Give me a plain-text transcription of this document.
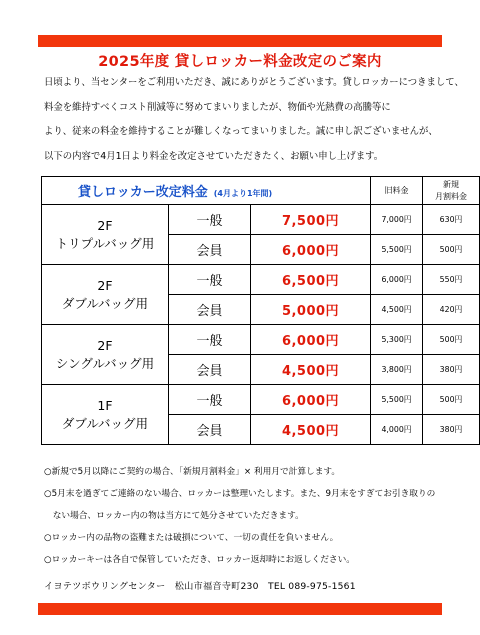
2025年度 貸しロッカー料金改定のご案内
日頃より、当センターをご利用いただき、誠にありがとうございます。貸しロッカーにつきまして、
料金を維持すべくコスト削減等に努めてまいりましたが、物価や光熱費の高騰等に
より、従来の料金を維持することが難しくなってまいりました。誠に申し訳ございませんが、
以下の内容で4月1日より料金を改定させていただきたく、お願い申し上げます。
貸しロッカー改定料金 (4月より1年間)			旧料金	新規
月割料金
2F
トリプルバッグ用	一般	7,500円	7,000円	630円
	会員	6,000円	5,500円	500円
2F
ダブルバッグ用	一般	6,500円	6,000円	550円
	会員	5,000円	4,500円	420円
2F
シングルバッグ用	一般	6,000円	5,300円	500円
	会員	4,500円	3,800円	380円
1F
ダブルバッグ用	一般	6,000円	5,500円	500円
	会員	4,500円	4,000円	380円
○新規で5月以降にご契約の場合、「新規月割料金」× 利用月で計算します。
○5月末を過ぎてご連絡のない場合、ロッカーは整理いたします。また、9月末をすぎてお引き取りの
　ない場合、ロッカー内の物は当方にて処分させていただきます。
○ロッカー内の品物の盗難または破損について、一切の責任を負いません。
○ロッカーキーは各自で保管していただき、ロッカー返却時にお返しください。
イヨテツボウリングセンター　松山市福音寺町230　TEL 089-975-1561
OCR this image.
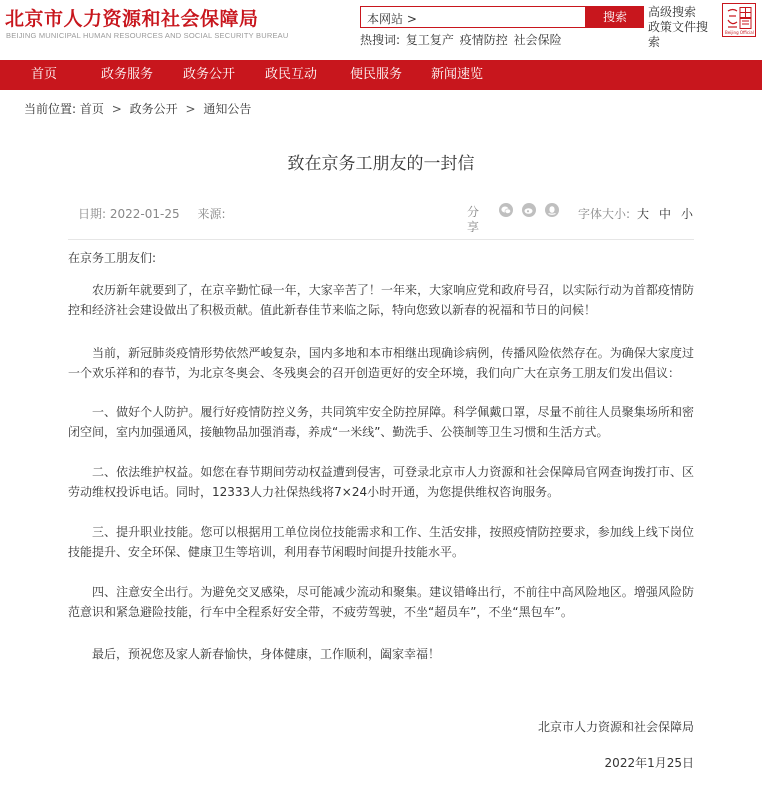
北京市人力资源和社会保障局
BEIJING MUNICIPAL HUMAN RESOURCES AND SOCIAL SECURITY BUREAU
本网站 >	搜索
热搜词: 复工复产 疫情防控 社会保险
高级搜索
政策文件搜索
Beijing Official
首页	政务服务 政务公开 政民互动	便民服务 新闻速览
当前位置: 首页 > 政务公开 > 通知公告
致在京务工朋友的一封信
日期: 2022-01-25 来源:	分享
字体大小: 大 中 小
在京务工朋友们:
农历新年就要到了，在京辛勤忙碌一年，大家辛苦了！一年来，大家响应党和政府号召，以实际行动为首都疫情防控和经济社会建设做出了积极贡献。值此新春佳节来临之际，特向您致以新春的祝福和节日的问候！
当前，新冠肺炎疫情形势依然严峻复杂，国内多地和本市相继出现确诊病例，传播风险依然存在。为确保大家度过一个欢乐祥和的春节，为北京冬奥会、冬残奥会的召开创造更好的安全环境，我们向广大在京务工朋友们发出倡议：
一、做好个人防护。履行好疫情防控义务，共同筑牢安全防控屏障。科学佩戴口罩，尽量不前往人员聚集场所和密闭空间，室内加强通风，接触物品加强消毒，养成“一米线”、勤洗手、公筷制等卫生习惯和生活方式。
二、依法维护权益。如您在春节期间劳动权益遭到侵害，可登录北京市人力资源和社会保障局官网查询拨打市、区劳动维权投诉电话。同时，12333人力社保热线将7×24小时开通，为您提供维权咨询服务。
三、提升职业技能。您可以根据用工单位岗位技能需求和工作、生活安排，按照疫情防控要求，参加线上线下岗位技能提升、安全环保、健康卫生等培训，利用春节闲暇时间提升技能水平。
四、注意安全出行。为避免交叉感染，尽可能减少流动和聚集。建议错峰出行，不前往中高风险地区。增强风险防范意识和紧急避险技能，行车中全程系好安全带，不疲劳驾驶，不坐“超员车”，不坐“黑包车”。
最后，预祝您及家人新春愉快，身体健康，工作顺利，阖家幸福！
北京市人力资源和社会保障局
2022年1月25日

※ ※ ※

> To do
What is the number of lines in the data that hold the string "政务公开"? Answer with the number only.

> Answer to the exercise
2